What you have to do: In the entries that follow, count each line containing "Randbemerkungen" and state the total, nothing more.

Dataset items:
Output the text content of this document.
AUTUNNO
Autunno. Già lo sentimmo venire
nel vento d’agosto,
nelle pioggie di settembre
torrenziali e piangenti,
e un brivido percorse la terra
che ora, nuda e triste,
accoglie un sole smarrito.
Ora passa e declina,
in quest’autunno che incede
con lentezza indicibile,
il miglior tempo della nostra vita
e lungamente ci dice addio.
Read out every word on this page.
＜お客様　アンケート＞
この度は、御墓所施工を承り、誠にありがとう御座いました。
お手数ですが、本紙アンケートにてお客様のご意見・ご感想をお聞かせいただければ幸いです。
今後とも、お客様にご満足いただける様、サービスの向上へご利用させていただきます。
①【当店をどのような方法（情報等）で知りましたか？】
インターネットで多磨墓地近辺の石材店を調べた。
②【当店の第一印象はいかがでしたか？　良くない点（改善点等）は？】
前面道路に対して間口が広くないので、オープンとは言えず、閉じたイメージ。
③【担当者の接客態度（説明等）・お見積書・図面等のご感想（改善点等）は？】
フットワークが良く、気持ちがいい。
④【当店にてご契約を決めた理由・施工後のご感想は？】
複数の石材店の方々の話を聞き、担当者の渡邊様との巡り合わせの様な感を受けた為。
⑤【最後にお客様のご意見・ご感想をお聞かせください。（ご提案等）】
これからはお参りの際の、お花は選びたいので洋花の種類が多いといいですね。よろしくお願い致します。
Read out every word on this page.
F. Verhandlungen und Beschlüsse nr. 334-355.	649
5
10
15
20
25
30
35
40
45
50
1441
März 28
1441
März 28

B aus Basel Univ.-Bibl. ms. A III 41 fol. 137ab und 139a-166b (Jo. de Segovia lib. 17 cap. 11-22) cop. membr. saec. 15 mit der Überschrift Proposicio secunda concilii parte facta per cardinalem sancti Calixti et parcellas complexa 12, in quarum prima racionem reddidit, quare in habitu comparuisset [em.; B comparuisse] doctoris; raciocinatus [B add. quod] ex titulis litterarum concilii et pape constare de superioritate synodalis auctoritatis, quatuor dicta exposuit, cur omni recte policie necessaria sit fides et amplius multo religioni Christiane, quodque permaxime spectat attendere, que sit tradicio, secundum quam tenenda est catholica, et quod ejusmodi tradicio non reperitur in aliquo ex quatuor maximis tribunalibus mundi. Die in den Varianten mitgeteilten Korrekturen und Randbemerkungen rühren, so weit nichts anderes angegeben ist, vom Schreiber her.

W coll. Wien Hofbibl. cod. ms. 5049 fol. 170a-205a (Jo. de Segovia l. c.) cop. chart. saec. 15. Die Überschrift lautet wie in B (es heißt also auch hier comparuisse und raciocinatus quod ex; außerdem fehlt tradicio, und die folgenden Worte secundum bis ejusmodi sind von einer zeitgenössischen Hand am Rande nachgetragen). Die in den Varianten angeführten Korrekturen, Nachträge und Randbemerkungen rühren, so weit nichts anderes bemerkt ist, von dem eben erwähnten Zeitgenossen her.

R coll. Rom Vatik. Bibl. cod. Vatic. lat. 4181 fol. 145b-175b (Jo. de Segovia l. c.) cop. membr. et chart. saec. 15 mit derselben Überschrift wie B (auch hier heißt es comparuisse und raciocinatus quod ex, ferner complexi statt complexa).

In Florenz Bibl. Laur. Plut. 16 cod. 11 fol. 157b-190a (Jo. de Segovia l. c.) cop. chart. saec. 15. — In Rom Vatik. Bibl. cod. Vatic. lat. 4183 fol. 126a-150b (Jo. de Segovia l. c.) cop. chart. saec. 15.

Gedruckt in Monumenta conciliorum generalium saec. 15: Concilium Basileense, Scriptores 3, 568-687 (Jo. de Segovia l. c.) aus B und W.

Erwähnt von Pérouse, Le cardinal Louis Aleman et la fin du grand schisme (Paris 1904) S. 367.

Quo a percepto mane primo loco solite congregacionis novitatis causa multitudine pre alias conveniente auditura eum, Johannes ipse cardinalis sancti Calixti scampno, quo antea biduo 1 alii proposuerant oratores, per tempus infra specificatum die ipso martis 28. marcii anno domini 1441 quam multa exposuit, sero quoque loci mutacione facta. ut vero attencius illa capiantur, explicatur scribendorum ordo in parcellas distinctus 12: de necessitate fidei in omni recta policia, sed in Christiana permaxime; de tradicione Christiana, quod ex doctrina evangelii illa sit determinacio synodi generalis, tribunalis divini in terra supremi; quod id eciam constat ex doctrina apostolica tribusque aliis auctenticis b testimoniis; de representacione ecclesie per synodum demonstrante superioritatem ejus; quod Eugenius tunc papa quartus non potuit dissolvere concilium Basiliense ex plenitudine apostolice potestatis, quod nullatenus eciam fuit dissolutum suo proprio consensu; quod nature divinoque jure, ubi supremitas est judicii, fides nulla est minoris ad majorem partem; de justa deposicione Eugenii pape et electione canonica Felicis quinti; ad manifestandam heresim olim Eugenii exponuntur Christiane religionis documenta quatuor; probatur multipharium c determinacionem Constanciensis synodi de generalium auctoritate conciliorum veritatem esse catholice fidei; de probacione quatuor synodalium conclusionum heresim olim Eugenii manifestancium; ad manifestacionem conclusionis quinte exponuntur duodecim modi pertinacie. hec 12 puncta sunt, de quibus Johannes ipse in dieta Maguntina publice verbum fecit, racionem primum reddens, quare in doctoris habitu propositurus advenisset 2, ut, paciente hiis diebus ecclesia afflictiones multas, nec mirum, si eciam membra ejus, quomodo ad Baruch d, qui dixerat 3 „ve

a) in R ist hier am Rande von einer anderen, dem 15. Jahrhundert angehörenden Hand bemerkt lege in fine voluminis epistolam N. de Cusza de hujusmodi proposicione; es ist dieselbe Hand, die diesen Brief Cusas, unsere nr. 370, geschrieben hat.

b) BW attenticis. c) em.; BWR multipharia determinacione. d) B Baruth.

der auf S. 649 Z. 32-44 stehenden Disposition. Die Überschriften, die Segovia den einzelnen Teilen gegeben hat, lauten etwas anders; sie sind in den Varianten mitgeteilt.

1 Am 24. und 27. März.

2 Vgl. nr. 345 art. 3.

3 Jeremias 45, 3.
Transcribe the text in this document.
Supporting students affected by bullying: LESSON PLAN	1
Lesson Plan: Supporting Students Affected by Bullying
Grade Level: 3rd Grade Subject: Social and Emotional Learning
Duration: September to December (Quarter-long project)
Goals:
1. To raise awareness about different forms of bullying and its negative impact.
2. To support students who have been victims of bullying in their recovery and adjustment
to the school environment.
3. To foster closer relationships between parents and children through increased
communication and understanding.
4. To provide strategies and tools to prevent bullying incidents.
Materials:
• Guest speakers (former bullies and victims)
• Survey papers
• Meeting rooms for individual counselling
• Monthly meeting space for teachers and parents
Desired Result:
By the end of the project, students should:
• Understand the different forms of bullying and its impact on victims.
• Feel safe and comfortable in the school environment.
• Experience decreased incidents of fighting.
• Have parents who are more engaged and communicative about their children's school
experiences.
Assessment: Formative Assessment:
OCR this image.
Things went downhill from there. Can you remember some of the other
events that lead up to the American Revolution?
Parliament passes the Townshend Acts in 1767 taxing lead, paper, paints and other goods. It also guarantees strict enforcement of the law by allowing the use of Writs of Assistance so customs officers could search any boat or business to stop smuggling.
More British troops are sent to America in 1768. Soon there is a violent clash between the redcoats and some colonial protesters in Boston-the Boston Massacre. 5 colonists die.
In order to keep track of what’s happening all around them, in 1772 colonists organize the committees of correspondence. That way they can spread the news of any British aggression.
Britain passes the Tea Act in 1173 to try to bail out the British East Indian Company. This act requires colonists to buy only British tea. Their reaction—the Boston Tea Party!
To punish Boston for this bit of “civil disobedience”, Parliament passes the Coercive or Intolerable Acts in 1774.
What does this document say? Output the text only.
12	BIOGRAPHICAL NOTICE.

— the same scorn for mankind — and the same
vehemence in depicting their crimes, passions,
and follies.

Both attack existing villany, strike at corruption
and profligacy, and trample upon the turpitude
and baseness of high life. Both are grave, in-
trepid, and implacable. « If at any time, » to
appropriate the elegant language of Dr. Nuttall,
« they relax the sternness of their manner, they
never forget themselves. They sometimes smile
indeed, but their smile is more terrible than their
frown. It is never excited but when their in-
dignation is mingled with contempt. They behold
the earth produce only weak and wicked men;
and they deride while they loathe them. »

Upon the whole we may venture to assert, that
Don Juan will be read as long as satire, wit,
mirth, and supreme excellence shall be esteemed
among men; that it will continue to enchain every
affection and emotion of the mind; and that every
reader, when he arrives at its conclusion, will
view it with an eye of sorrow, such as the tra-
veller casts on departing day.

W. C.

Exercise output: 2